## Written exercise
Go over the entries below line by line, copying each one that contains the word "High".

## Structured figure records

<<<<

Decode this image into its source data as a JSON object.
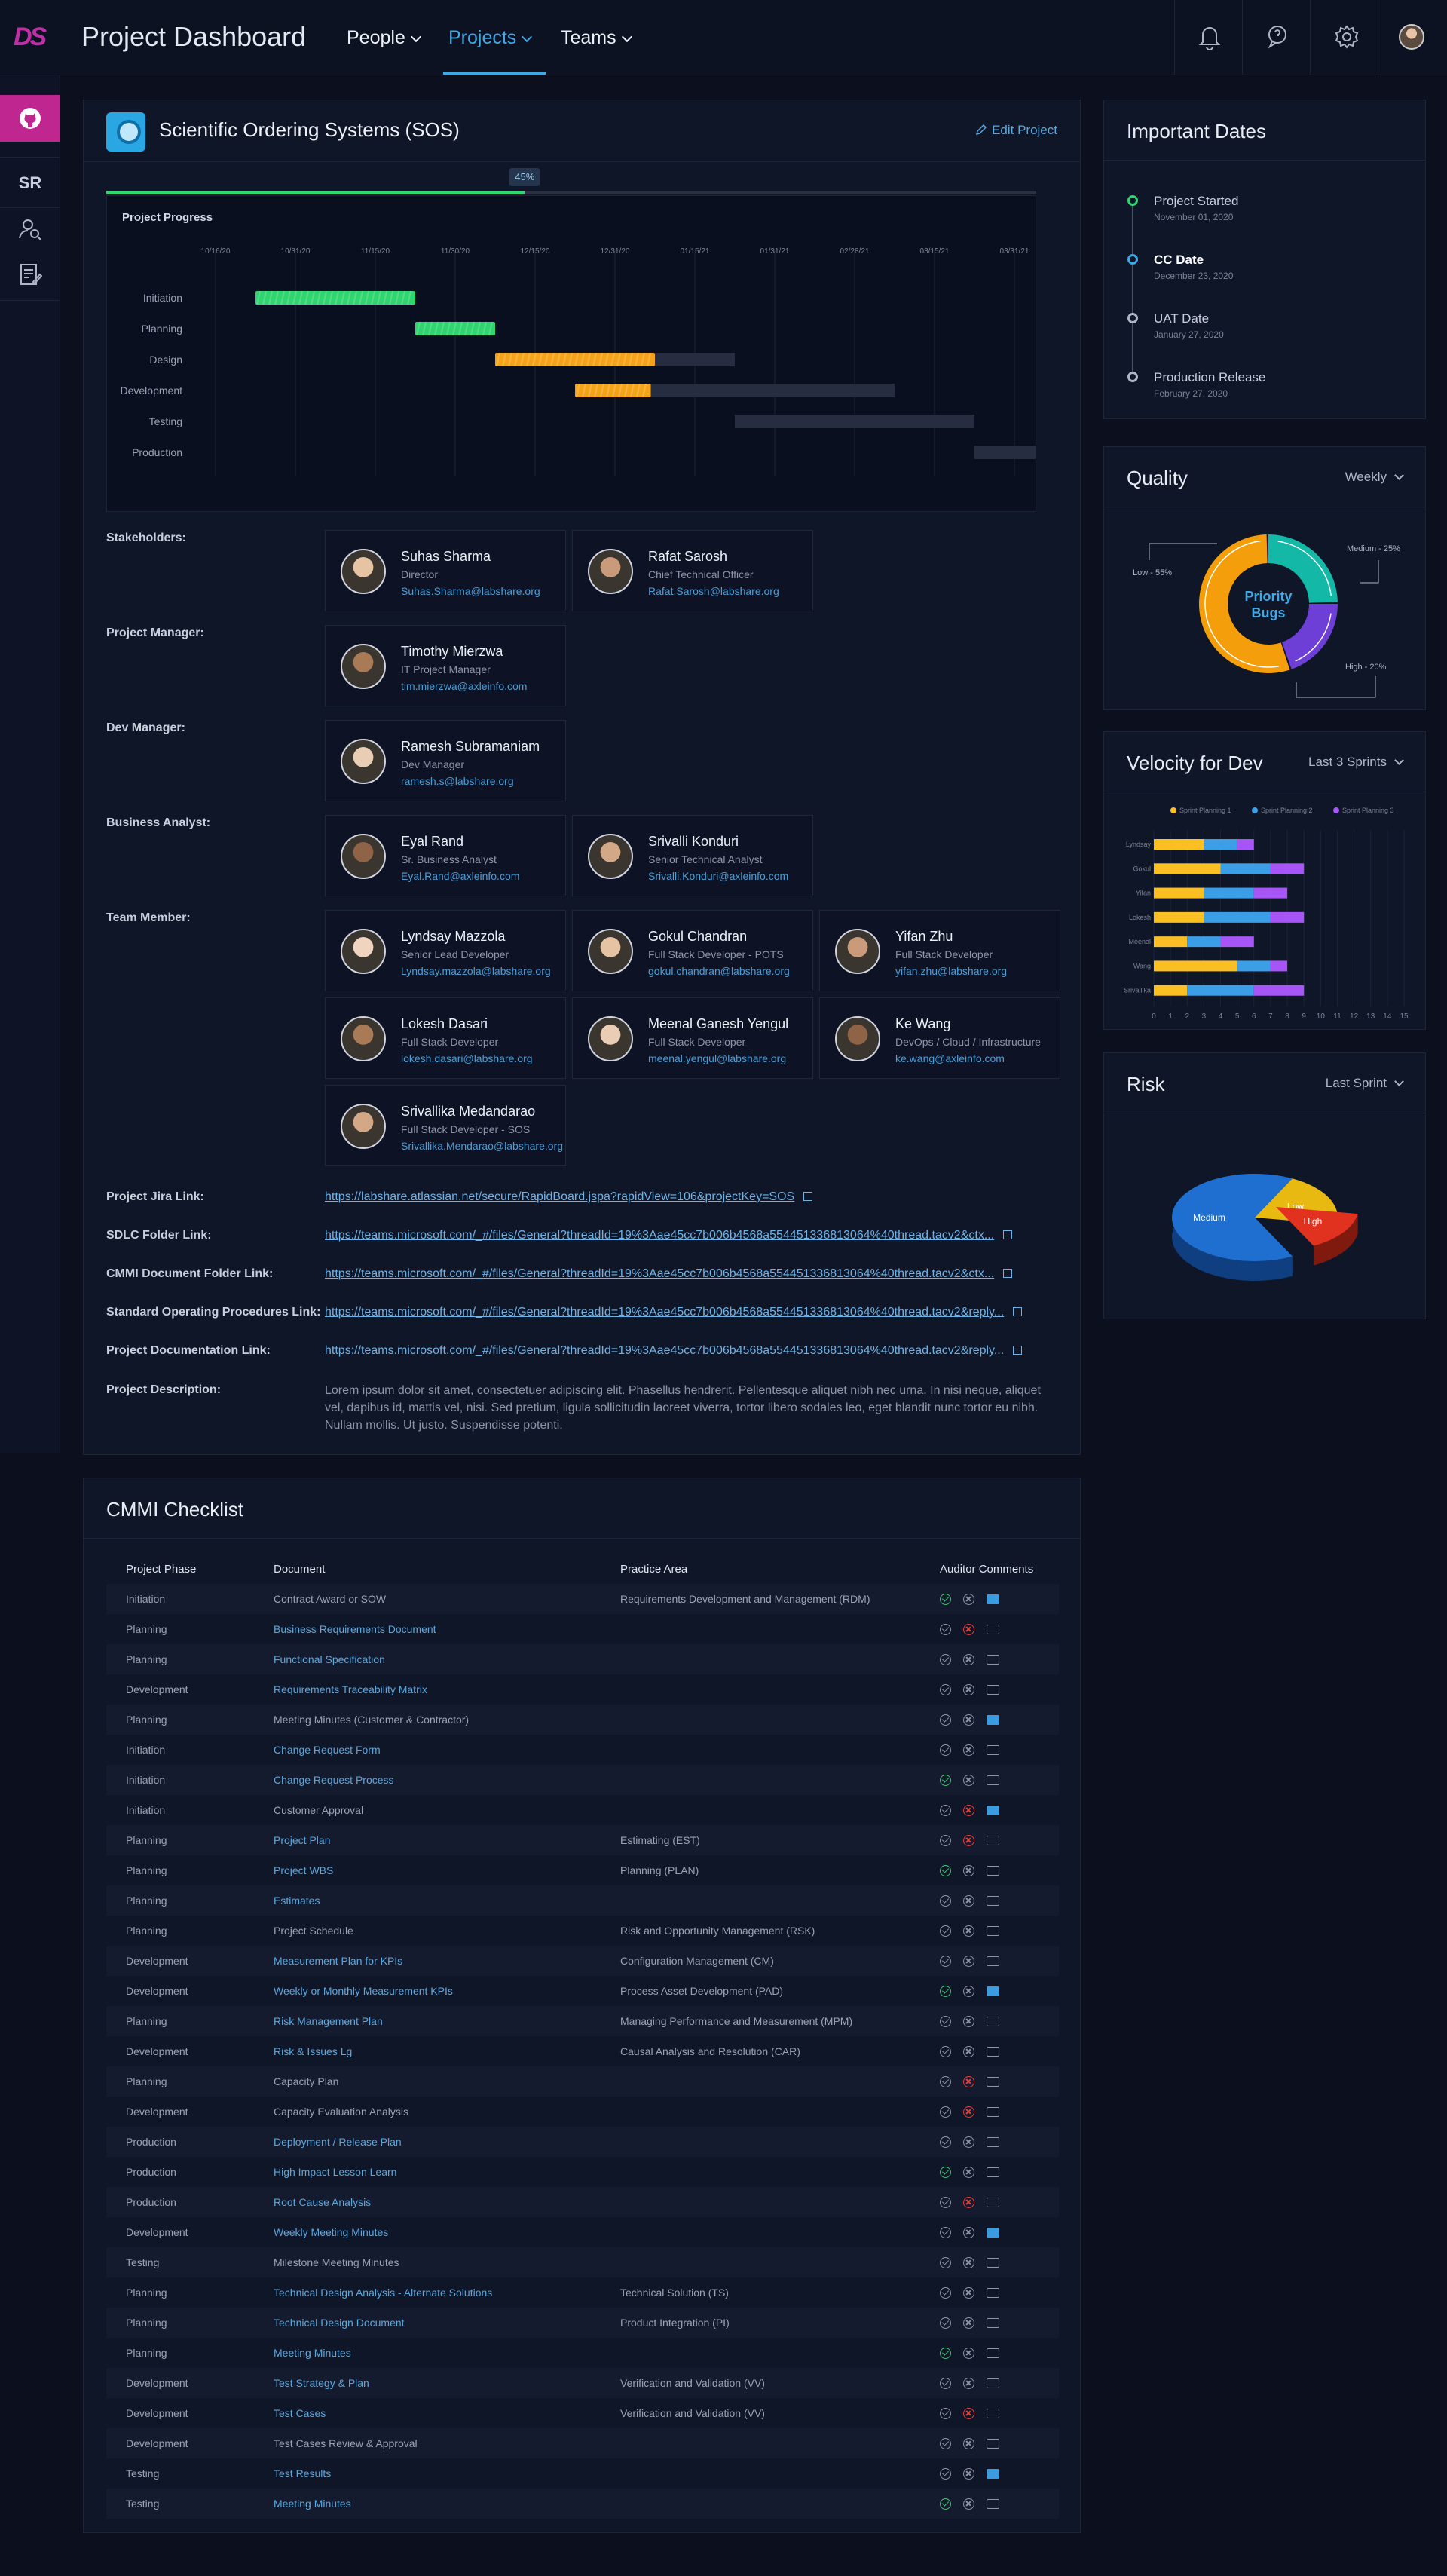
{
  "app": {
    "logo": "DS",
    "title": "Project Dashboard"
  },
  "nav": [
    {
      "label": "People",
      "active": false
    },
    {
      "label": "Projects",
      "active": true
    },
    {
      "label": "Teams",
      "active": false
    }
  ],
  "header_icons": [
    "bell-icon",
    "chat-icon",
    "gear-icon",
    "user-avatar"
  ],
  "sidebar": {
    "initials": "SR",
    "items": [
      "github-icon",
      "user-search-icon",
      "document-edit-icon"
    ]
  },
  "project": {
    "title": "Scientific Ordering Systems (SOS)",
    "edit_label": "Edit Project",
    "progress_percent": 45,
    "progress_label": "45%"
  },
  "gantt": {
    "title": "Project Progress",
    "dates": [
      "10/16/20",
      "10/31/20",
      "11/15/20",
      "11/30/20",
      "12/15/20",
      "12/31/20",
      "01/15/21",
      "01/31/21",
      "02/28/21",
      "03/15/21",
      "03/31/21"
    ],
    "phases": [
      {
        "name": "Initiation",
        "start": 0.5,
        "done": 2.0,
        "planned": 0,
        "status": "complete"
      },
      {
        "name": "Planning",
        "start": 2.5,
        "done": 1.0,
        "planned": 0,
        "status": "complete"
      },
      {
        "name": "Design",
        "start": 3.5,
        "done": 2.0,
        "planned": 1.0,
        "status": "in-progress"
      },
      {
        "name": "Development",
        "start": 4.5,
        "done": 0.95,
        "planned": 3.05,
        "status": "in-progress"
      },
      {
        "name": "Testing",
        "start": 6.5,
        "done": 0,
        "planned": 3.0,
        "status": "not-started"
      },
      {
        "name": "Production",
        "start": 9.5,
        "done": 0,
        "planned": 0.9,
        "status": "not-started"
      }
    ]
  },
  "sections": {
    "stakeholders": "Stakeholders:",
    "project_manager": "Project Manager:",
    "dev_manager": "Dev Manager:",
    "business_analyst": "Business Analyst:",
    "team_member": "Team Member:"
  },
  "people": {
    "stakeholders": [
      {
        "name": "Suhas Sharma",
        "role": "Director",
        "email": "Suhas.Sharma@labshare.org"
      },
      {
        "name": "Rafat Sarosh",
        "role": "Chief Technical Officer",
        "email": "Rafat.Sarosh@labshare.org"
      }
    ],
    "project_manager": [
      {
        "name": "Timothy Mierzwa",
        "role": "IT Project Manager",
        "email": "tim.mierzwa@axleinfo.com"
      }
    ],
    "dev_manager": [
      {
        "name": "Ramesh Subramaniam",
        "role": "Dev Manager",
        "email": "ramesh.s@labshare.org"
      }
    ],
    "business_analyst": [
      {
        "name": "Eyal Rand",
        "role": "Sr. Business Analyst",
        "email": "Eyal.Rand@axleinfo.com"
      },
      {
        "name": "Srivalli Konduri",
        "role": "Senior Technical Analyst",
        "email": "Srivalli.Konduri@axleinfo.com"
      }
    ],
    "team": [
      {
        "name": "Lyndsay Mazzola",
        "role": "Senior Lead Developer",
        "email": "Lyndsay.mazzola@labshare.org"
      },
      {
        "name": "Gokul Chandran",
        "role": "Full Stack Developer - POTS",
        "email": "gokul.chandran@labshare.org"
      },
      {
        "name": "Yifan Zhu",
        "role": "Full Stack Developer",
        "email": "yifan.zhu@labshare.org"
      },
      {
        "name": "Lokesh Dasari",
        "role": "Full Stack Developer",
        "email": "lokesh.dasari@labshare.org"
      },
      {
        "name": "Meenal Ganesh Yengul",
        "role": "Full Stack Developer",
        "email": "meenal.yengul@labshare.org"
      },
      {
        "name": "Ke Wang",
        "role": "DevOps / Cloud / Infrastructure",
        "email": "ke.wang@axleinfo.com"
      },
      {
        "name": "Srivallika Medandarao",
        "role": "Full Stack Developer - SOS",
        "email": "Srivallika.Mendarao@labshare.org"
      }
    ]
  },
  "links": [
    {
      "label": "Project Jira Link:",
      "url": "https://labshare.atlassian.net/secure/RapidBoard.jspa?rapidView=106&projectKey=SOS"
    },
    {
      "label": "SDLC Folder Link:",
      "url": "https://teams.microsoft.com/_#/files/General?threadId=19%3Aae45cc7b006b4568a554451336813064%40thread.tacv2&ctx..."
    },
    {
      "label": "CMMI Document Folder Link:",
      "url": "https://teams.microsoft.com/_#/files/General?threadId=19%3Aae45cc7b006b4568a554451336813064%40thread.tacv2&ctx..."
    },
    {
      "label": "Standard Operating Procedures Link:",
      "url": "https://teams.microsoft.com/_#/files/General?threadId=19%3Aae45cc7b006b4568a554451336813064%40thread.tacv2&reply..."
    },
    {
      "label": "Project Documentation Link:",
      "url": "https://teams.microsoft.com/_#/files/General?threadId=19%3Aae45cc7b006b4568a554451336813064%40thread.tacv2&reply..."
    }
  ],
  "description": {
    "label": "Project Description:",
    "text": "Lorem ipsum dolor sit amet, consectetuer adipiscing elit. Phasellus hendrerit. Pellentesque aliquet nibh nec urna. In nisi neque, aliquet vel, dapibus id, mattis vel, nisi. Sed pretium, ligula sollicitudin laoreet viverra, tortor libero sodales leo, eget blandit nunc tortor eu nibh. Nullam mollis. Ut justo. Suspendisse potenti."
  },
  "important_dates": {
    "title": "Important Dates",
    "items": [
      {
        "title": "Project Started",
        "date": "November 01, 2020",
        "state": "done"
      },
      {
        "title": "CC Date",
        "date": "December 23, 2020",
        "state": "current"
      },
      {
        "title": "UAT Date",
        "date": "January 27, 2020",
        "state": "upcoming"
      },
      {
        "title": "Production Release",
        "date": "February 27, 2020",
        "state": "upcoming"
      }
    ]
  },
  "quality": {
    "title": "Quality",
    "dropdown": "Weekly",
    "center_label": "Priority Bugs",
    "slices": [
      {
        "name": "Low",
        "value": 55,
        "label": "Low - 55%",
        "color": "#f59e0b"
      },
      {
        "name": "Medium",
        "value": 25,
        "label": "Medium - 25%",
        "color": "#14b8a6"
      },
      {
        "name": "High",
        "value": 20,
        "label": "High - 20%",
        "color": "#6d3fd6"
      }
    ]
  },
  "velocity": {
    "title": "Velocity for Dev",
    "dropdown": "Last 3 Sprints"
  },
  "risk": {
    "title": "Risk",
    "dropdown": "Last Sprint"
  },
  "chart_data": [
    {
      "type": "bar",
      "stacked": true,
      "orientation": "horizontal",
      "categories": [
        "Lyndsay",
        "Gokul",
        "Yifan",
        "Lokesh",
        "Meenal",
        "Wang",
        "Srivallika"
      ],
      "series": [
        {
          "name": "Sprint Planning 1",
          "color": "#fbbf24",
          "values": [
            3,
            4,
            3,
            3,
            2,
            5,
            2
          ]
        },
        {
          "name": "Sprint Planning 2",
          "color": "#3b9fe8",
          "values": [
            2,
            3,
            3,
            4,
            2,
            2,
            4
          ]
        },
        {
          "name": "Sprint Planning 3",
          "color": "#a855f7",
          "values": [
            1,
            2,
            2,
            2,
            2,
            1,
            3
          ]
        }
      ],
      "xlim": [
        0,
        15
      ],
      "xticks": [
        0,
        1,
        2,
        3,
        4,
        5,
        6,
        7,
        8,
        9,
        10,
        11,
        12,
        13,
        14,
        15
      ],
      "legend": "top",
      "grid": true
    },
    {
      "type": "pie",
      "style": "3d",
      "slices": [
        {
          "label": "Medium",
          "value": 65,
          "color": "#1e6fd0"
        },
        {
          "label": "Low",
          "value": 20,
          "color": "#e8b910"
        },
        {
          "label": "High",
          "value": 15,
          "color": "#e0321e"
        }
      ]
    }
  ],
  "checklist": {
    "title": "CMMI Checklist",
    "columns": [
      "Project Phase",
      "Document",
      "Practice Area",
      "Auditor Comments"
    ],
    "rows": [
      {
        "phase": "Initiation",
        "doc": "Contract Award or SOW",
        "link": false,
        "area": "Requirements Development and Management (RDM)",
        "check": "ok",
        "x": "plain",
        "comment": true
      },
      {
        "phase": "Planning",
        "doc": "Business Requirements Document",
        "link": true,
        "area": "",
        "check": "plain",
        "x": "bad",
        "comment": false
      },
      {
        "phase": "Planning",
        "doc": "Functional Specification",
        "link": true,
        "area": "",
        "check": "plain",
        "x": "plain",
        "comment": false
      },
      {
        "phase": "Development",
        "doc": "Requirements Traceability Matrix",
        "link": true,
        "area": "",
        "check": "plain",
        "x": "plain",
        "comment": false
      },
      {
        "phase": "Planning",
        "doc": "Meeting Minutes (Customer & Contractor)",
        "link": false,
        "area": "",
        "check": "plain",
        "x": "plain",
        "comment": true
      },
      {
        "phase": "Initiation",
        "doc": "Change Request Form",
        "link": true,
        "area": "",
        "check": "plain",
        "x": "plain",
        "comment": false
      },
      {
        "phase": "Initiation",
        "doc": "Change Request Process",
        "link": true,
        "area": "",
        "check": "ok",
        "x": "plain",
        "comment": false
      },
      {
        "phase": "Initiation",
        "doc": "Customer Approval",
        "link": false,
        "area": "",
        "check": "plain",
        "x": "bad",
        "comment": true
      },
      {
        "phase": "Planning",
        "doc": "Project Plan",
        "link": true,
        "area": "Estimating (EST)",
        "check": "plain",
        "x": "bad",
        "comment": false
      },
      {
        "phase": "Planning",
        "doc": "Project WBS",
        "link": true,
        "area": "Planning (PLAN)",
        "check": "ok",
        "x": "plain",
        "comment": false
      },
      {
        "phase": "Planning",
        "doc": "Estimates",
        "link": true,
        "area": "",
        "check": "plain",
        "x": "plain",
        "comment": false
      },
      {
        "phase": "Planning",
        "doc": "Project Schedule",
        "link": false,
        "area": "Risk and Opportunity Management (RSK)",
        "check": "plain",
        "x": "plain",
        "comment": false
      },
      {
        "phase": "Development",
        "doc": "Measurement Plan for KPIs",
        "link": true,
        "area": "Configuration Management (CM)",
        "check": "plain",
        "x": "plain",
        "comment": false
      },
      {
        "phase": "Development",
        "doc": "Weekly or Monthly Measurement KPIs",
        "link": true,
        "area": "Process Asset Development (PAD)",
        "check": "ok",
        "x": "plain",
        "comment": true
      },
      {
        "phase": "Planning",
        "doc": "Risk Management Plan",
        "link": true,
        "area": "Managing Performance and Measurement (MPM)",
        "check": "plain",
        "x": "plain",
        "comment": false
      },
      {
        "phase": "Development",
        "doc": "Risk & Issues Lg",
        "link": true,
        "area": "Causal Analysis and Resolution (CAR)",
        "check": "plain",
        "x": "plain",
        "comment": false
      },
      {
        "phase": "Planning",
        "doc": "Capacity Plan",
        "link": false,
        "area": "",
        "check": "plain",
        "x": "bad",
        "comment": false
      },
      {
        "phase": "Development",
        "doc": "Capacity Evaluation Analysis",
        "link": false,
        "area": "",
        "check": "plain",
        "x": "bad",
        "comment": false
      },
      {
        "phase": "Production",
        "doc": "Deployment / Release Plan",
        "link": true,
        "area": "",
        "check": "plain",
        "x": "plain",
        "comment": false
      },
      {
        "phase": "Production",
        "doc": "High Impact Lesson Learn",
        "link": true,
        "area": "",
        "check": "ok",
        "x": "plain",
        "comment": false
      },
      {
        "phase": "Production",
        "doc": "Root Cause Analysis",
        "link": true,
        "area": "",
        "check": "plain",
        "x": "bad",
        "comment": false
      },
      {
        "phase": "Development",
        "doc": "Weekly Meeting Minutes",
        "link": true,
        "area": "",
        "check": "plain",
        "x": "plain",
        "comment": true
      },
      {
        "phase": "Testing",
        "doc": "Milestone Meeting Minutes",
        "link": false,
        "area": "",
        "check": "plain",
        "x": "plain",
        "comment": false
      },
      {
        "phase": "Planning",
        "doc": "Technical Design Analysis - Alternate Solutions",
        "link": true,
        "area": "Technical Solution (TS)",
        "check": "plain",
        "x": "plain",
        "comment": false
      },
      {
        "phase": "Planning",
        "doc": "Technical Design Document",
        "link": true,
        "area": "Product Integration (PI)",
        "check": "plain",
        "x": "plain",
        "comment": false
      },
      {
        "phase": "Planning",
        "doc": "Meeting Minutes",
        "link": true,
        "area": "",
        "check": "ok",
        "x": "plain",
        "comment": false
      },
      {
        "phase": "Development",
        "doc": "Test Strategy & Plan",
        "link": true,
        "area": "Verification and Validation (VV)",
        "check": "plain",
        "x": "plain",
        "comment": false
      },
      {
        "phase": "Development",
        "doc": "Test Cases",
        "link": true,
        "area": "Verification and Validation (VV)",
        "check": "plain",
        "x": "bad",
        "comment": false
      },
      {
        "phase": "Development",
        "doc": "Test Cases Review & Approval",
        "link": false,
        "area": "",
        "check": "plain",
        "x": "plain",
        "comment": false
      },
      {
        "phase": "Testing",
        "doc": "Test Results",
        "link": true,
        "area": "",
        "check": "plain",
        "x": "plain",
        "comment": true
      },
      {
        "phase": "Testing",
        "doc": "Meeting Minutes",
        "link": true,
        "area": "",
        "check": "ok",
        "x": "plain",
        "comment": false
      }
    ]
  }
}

>>>>

## Solution to the exercise
        "name": "High",
        "label": "High - 20%",
          "label": "High",
        "doc": "High Impact Lesson Learn",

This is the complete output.